**Exercise prompt**
Pull every line containing "icon" from the entries.

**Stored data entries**
______

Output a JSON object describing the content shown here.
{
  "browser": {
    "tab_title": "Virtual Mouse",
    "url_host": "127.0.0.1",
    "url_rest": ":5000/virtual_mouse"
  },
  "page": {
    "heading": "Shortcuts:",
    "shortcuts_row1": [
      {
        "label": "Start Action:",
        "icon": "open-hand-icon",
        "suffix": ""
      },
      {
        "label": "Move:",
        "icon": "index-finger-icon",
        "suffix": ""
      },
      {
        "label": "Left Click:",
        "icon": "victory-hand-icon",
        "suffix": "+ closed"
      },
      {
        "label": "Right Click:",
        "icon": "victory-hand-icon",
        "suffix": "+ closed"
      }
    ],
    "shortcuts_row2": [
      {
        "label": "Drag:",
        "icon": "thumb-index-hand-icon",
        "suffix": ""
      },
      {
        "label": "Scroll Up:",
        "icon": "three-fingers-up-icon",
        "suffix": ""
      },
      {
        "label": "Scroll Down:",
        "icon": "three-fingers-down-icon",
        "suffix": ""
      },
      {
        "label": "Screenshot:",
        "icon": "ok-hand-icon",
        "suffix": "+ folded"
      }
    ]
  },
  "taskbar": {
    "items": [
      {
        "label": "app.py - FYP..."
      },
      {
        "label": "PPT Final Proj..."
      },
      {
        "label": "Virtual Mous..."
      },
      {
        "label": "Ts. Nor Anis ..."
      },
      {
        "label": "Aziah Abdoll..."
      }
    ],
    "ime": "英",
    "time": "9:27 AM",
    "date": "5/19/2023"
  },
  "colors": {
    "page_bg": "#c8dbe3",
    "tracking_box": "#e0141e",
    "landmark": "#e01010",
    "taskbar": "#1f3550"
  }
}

______

**Full output**
        "icon": "open-hand-icon",
        "icon": "index-finger-icon",
        "icon": "victory-hand-icon",
        "icon": "victory-hand-icon",
        "icon": "thumb-index-hand-icon",
        "icon": "three-fingers-up-icon",
        "icon": "three-fingers-down-icon",
        "icon": "ok-hand-icon",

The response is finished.